• Task requirements: Among the entries below, count the lines with "median" in them and state the total without comment.

Dataset listings of figures
=== Begin Enclosure ===
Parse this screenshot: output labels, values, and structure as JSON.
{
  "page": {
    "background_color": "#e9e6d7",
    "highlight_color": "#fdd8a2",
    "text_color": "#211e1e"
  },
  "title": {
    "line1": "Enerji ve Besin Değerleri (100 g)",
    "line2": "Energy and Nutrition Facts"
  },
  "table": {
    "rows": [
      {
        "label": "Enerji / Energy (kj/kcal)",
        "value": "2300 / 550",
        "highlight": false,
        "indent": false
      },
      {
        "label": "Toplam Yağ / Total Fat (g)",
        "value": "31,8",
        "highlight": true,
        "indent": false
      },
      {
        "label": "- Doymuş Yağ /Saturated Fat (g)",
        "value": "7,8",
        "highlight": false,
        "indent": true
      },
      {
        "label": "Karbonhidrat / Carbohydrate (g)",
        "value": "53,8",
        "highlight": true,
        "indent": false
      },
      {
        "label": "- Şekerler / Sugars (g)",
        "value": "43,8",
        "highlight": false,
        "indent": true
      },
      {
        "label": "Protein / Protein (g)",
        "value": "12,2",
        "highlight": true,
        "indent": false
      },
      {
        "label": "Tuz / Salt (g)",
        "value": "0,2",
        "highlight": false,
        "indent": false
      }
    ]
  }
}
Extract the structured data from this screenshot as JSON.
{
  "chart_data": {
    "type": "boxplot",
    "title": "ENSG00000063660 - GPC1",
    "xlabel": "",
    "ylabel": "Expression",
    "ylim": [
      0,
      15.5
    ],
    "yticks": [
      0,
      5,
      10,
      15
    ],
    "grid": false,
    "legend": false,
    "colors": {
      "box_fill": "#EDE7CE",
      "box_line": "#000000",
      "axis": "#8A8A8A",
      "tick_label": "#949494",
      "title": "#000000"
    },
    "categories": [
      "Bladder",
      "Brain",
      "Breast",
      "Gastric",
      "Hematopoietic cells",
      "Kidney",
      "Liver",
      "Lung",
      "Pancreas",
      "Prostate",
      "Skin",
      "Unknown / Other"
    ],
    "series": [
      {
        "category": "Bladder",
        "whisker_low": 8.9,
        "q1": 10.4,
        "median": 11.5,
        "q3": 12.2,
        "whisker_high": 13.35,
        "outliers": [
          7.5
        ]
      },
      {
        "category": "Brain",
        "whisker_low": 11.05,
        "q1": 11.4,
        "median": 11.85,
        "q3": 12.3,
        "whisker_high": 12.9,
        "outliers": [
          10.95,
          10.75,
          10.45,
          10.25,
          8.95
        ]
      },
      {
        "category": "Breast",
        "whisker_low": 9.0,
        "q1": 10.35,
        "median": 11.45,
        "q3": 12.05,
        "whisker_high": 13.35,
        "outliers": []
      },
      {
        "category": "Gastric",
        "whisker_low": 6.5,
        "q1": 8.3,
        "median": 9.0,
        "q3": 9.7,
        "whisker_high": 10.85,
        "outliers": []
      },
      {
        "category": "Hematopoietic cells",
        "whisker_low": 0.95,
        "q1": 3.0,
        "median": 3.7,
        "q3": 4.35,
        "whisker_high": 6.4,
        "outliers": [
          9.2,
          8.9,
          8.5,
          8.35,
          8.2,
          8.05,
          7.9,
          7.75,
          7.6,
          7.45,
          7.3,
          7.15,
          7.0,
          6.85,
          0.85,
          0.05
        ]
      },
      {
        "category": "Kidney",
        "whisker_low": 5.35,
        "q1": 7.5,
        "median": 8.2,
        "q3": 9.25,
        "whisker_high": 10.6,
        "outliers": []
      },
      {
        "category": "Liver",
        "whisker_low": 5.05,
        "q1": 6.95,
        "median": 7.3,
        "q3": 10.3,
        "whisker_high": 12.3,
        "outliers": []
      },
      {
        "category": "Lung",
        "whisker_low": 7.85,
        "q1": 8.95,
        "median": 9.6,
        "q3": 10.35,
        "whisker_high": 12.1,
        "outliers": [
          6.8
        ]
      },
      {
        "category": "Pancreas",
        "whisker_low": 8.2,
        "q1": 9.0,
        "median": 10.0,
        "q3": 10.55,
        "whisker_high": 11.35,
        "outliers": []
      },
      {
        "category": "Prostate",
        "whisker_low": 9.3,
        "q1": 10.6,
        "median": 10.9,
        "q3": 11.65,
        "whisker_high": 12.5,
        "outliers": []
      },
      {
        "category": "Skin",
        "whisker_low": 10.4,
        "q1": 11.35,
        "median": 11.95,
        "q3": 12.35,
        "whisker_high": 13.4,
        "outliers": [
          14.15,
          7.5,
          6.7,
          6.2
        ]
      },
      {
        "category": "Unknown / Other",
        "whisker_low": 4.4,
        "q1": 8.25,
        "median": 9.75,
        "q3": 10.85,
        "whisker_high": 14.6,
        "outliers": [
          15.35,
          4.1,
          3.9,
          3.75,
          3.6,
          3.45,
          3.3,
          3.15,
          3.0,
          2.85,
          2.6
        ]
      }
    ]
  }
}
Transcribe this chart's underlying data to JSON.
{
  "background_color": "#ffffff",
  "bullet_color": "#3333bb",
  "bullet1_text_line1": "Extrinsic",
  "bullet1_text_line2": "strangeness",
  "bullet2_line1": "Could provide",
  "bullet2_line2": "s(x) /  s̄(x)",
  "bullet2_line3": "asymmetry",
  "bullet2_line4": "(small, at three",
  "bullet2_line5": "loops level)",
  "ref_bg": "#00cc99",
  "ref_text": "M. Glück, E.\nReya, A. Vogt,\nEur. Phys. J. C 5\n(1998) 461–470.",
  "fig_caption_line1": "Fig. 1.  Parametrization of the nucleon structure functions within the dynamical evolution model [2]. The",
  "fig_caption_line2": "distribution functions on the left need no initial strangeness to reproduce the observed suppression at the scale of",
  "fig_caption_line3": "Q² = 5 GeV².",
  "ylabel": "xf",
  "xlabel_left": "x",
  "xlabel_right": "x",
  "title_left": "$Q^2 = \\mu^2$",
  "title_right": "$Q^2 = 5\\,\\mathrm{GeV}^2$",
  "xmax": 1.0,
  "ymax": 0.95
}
=== End Enclosure ===
• Result of this exercise: 12